DATA SUPPLIED:
= = = =
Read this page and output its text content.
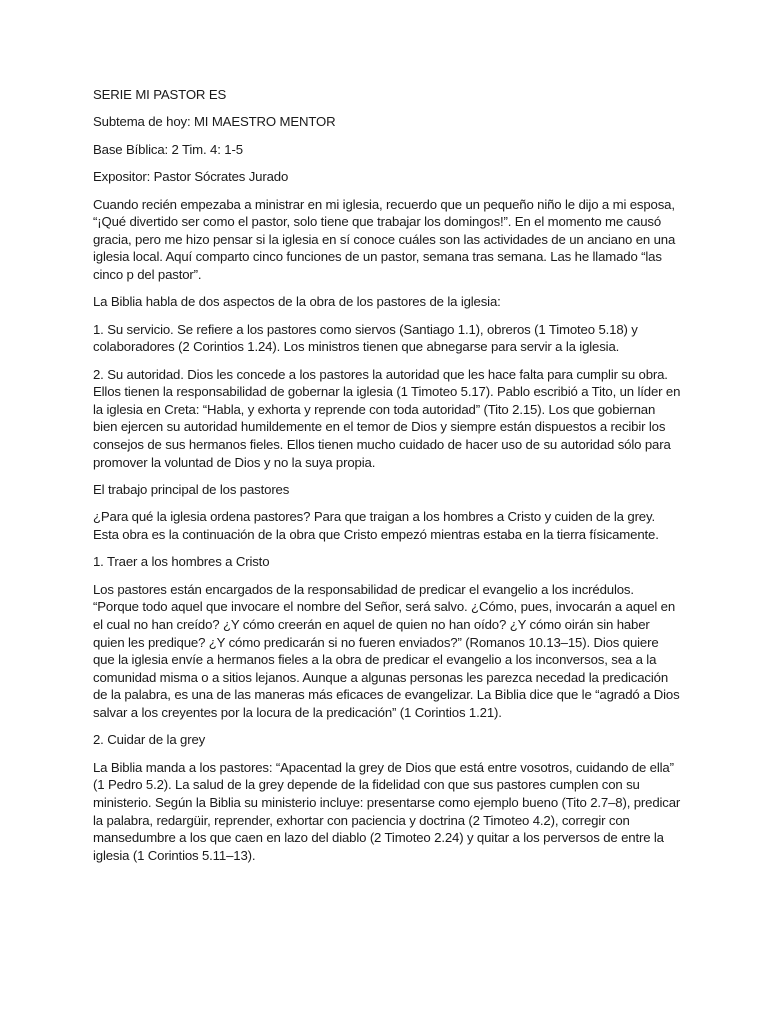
SERIE MI PASTOR ES

Subtema de hoy: MI MAESTRO MENTOR

Base Bíblica: 2 Tim. 4: 1-5

Expositor: Pastor Sócrates Jurado

Cuando recién empezaba a ministrar en mi iglesia, recuerdo que un pequeño niño le dijo a mi esposa, “¡Qué divertido ser como el pastor, solo tiene que trabajar los domingos!”. En el momento me causó gracia, pero me hizo pensar si la iglesia en sí conoce cuáles son las actividades de un anciano en una iglesia local. Aquí comparto cinco funciones de un pastor, semana tras semana. Las he llamado “las cinco p del pastor”.

La Biblia habla de dos aspectos de la obra de los pastores de la iglesia:

1. Su servicio. Se refiere a los pastores como siervos (Santiago 1.1), obreros (1 Timoteo 5.18) y colaboradores (2 Corintios 1.24). Los ministros tienen que abnegarse para servir a la iglesia.

2. Su autoridad. Dios les concede a los pastores la autoridad que les hace falta para cumplir su obra. Ellos tienen la responsabilidad de gobernar la iglesia (1 Timoteo 5.17). Pablo escribió a Tito, un líder en la iglesia en Creta: “Habla, y exhorta y reprende con toda autoridad” (Tito 2.15). Los que gobiernan bien ejercen su autoridad humildemente en el temor de Dios y siempre están dispuestos a recibir los consejos de sus hermanos fieles. Ellos tienen mucho cuidado de hacer uso de su autoridad sólo para promover la voluntad de Dios y no la suya propia.

El trabajo principal de los pastores

¿Para qué la iglesia ordena pastores? Para que traigan a los hombres a Cristo y cuiden de la grey. Esta obra es la continuación de la obra que Cristo empezó mientras estaba en la tierra físicamente.

1. Traer a los hombres a Cristo

Los pastores están encargados de la responsabilidad de predicar el evangelio a los incrédulos. “Porque todo aquel que invocare el nombre del Señor, será salvo. ¿Cómo, pues, invocarán a aquel en el cual no han creído? ¿Y cómo creerán en aquel de quien no han oído? ¿Y cómo oirán sin haber quien les predique? ¿Y cómo predicarán si no fueren enviados?” (Romanos 10.13–15). Dios quiere que la iglesia envíe a hermanos fieles a la obra de predicar el evangelio a los inconversos, sea a la comunidad misma o a sitios lejanos. Aunque a algunas personas les parezca necedad la predicación de la palabra, es una de las maneras más eficaces de evangelizar. La Biblia dice que le “agradó a Dios salvar a los creyentes por la locura de la predicación” (1 Corintios 1.21).

2. Cuidar de la grey

La Biblia manda a los pastores: “Apacentad la grey de Dios que está entre vosotros, cuidando de ella” (1 Pedro 5.2). La salud de la grey depende de la fidelidad con que sus pastores cumplen con su ministerio. Según la Biblia su ministerio incluye: presentarse como ejemplo bueno (Tito 2.7–8), predicar la palabra, redargüir, reprender, exhortar con paciencia y doctrina (2 Timoteo 4.2), corregir con mansedumbre a los que caen en lazo del diablo (2 Timoteo 2.24) y quitar a los perversos de entre la iglesia (1 Corintios 5.11–13).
= = = =
OBJECTIVE: In your copy, repeat each record exactly and include no pictures.

EXPECTED ANSWER:
Read this page and output its text content.
SERIE MI PASTOR ES

Subtema de hoy: MI MAESTRO MENTOR

Base Bíblica: 2 Tim. 4: 1-5

Expositor: Pastor Sócrates Jurado

Cuando recién empezaba a ministrar en mi iglesia, recuerdo que un pequeño niño le dijo a mi esposa, “¡Qué divertido ser como el pastor, solo tiene que trabajar los domingos!”. En el momento me causó gracia, pero me hizo pensar si la iglesia en sí conoce cuáles son las actividades de un anciano en una iglesia local. Aquí comparto cinco funciones de un pastor, semana tras semana. Las he llamado “las cinco p del pastor”.

La Biblia habla de dos aspectos de la obra de los pastores de la iglesia:

1. Su servicio. Se refiere a los pastores como siervos (Santiago 1.1), obreros (1 Timoteo 5.18) y colaboradores (2 Corintios 1.24). Los ministros tienen que abnegarse para servir a la iglesia.

2. Su autoridad. Dios les concede a los pastores la autoridad que les hace falta para cumplir su obra. Ellos tienen la responsabilidad de gobernar la iglesia (1 Timoteo 5.17). Pablo escribió a Tito, un líder en la iglesia en Creta: “Habla, y exhorta y reprende con toda autoridad” (Tito 2.15). Los que gobiernan bien ejercen su autoridad humildemente en el temor de Dios y siempre están dispuestos a recibir los consejos de sus hermanos fieles. Ellos tienen mucho cuidado de hacer uso de su autoridad sólo para promover la voluntad de Dios y no la suya propia.

El trabajo principal de los pastores

¿Para qué la iglesia ordena pastores? Para que traigan a los hombres a Cristo y cuiden de la grey. Esta obra es la continuación de la obra que Cristo empezó mientras estaba en la tierra físicamente.

1. Traer a los hombres a Cristo

Los pastores están encargados de la responsabilidad de predicar el evangelio a los incrédulos. “Porque todo aquel que invocare el nombre del Señor, será salvo. ¿Cómo, pues, invocarán a aquel en el cual no han creído? ¿Y cómo creerán en aquel de quien no han oído? ¿Y cómo oirán sin haber quien les predique? ¿Y cómo predicarán si no fueren enviados?” (Romanos 10.13–15). Dios quiere que la iglesia envíe a hermanos fieles a la obra de predicar el evangelio a los inconversos, sea a la comunidad misma o a sitios lejanos. Aunque a algunas personas les parezca necedad la predicación de la palabra, es una de las maneras más eficaces de evangelizar. La Biblia dice que le “agradó a Dios salvar a los creyentes por la locura de la predicación” (1 Corintios 1.21).

2. Cuidar de la grey

La Biblia manda a los pastores: “Apacentad la grey de Dios que está entre vosotros, cuidando de ella” (1 Pedro 5.2). La salud de la grey depende de la fidelidad con que sus pastores cumplen con su ministerio. Según la Biblia su ministerio incluye: presentarse como ejemplo bueno (Tito 2.7–8), predicar la palabra, redargüir, reprender, exhortar con paciencia y doctrina (2 Timoteo 4.2), corregir con mansedumbre a los que caen en lazo del diablo (2 Timoteo 2.24) y quitar a los perversos de entre la iglesia (1 Corintios 5.11–13).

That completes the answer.